Extracted data entries
********
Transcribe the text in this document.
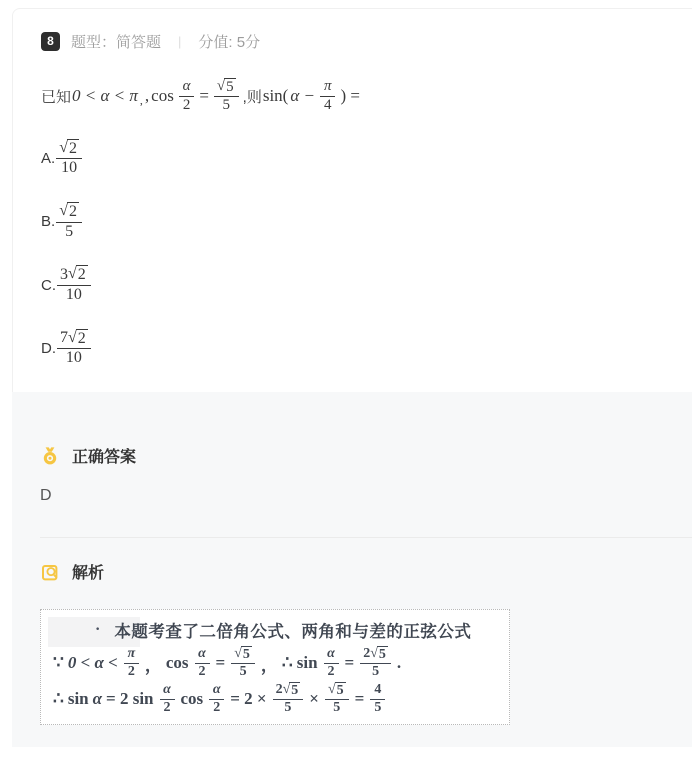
8	题型：简答题 | 分值: 5分
已知 0 < α < π , , $\cos \frac{\alpha}{2} = \frac{√ 5}{5}$ ,则 sin( $\alpha - \frac{\pi}{4}$ ) =
A. $\frac{√ 2}{10}$
B. $\frac{√ 2}{5}$
C. $\frac{3 √ 2}{10}$
D. $\frac{7 √ 2}{10}$
正确答案
D
解析
· 本题考查了二倍角公式、两角和与差的正弦公式
∵ $0 < \alpha < \frac{\pi}{2}$ ， $\cos \frac{\alpha}{2} = \frac{√ 5}{5}$ ， ∴ $\sin \frac{\alpha}{2} = \frac{2 √ 5}{5}$ .
∴ sin α = 2 $\sin \frac{\alpha}{2}$ $\cos \frac{\alpha}{2} = 2 \times \frac{2 √ 5}{5} \times \frac{√ 5}{5} = \frac{4}{5}$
********
Quote every line of the records above exactly; no picture is to be copied.

Transcribe the text in this document.
8	题型：简答题 | 分值: 5分
已知 0 < α < π , , $\cos \frac{\alpha}{2} = \frac{√ 5}{5}$ ,则 sin( $\alpha - \frac{\pi}{4}$ ) =
A. $\frac{√ 2}{10}$
B. $\frac{√ 2}{5}$
C. $\frac{3 √ 2}{10}$
D. $\frac{7 √ 2}{10}$
正确答案
D
解析
· 本题考查了二倍角公式、两角和与差的正弦公式
∵ $0 < \alpha < \frac{\pi}{2}$ ， $\cos \frac{\alpha}{2} = \frac{√ 5}{5}$ ， ∴ $\sin \frac{\alpha}{2} = \frac{2 √ 5}{5}$ .
∴ sin α = 2 $\sin \frac{\alpha}{2}$ $\cos \frac{\alpha}{2} = 2 \times \frac{2 √ 5}{5} \times \frac{√ 5}{5} = \frac{4}{5}$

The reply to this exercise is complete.